[Dataset records]
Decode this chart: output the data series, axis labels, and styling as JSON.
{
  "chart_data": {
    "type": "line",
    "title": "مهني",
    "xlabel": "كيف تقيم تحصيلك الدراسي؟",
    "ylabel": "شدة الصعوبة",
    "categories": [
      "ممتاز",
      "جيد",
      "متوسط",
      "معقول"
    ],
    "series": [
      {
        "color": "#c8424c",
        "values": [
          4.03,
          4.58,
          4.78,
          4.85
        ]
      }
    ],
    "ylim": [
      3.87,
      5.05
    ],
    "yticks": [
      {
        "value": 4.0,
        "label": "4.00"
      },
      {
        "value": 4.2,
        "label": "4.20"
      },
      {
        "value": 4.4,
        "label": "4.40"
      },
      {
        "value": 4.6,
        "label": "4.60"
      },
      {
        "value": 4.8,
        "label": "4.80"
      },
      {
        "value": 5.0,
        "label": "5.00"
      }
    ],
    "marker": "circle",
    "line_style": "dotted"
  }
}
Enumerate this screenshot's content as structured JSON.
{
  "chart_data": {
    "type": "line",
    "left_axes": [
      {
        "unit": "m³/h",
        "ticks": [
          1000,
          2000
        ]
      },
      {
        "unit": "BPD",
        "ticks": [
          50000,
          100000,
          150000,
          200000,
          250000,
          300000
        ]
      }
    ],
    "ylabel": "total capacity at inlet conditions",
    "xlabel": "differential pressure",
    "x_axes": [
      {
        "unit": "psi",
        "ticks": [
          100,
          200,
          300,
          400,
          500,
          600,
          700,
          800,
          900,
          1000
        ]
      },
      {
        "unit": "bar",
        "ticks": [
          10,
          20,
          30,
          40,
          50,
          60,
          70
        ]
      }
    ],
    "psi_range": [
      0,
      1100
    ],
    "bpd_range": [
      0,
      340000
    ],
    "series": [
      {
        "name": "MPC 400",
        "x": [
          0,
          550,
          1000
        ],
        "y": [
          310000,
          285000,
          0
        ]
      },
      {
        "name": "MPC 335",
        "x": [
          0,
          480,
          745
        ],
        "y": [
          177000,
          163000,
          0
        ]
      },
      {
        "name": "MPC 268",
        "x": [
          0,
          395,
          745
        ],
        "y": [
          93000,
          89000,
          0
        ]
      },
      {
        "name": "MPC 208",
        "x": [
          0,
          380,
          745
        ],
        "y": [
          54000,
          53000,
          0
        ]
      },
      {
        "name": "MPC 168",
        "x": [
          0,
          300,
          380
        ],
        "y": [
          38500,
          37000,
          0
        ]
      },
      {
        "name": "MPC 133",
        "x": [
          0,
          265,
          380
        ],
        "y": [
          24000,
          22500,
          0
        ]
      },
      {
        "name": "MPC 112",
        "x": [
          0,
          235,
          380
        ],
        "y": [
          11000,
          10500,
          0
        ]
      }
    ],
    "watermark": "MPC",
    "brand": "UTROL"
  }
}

### Directive
Quote every entry exactly.

### Expected answer
Decode this chart: output the data series, axis labels, and styling as JSON.
{
  "chart_data": {
    "type": "line",
    "title": "مهني",
    "xlabel": "كيف تقيم تحصيلك الدراسي؟",
    "ylabel": "شدة الصعوبة",
    "categories": [
      "ممتاز",
      "جيد",
      "متوسط",
      "معقول"
    ],
    "series": [
      {
        "color": "#c8424c",
        "values": [
          4.03,
          4.58,
          4.78,
          4.85
        ]
      }
    ],
    "ylim": [
      3.87,
      5.05
    ],
    "yticks": [
      {
        "value": 4.0,
        "label": "4.00"
      },
      {
        "value": 4.2,
        "label": "4.20"
      },
      {
        "value": 4.4,
        "label": "4.40"
      },
      {
        "value": 4.6,
        "label": "4.60"
      },
      {
        "value": 4.8,
        "label": "4.80"
      },
      {
        "value": 5.0,
        "label": "5.00"
      }
    ],
    "marker": "circle",
    "line_style": "dotted"
  }
}
Enumerate this screenshot's content as structured JSON.
{
  "chart_data": {
    "type": "line",
    "left_axes": [
      {
        "unit": "m³/h",
        "ticks": [
          1000,
          2000
        ]
      },
      {
        "unit": "BPD",
        "ticks": [
          50000,
          100000,
          150000,
          200000,
          250000,
          300000
        ]
      }
    ],
    "ylabel": "total capacity at inlet conditions",
    "xlabel": "differential pressure",
    "x_axes": [
      {
        "unit": "psi",
        "ticks": [
          100,
          200,
          300,
          400,
          500,
          600,
          700,
          800,
          900,
          1000
        ]
      },
      {
        "unit": "bar",
        "ticks": [
          10,
          20,
          30,
          40,
          50,
          60,
          70
        ]
      }
    ],
    "psi_range": [
      0,
      1100
    ],
    "bpd_range": [
      0,
      340000
    ],
    "series": [
      {
        "name": "MPC 400",
        "x": [
          0,
          550,
          1000
        ],
        "y": [
          310000,
          285000,
          0
        ]
      },
      {
        "name": "MPC 335",
        "x": [
          0,
          480,
          745
        ],
        "y": [
          177000,
          163000,
          0
        ]
      },
      {
        "name": "MPC 268",
        "x": [
          0,
          395,
          745
        ],
        "y": [
          93000,
          89000,
          0
        ]
      },
      {
        "name": "MPC 208",
        "x": [
          0,
          380,
          745
        ],
        "y": [
          54000,
          53000,
          0
        ]
      },
      {
        "name": "MPC 168",
        "x": [
          0,
          300,
          380
        ],
        "y": [
          38500,
          37000,
          0
        ]
      },
      {
        "name": "MPC 133",
        "x": [
          0,
          265,
          380
        ],
        "y": [
          24000,
          22500,
          0
        ]
      },
      {
        "name": "MPC 112",
        "x": [
          0,
          235,
          380
        ],
        "y": [
          11000,
          10500,
          0
        ]
      }
    ],
    "watermark": "MPC",
    "brand": "UTROL"
  }
}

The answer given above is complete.